• [Task objective]
Locate the lines where "Jenis" occurs and copy them as they stand.
==== Data entries
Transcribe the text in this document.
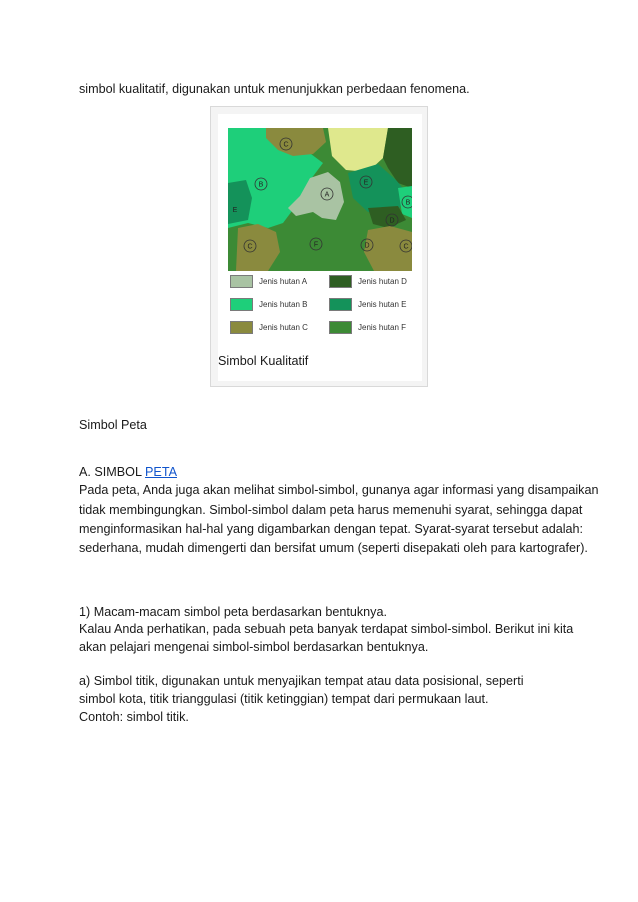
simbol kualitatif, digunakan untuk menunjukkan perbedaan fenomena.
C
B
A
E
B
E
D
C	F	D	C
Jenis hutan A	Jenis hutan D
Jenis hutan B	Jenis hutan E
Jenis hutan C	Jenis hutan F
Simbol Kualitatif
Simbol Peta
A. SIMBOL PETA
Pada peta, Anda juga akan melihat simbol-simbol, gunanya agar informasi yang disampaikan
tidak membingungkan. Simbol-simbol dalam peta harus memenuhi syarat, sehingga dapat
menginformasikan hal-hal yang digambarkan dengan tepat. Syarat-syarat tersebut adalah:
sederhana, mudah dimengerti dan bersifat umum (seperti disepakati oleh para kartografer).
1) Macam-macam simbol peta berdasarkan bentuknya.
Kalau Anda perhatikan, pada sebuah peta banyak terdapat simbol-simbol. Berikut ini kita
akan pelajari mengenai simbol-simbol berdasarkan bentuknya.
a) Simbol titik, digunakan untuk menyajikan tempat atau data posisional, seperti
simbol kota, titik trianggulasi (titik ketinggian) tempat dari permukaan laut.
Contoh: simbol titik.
========
==== Data entries
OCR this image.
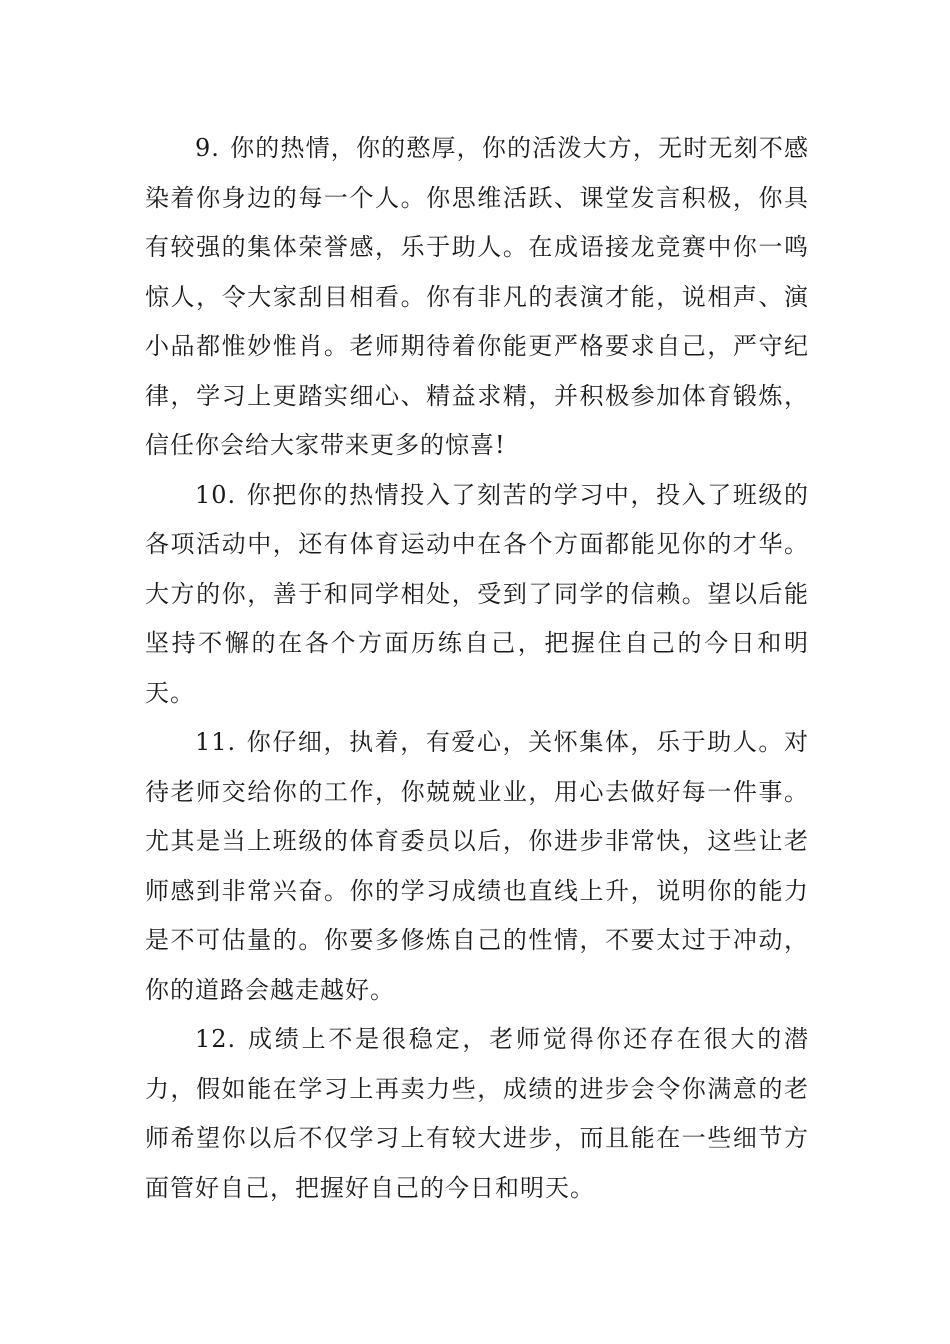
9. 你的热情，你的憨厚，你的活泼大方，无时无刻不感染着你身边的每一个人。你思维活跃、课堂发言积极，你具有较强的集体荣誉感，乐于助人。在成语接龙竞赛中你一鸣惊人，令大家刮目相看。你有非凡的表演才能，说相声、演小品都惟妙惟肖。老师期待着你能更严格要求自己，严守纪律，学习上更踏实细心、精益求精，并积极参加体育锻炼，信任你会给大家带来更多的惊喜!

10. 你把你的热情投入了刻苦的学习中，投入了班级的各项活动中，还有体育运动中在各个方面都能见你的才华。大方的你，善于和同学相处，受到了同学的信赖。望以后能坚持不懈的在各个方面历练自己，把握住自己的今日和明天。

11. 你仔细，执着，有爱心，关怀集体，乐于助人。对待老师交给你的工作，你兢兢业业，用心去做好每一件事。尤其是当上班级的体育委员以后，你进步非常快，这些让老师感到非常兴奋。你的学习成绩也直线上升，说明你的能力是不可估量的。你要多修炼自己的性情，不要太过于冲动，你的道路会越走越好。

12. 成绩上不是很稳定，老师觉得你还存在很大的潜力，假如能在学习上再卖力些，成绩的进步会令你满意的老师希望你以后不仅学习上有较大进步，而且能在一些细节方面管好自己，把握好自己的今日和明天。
========
• [The reply]
Jenis hutan A	Jenis hutan D
Jenis hutan B	Jenis hutan E
Jenis hutan C	Jenis hutan F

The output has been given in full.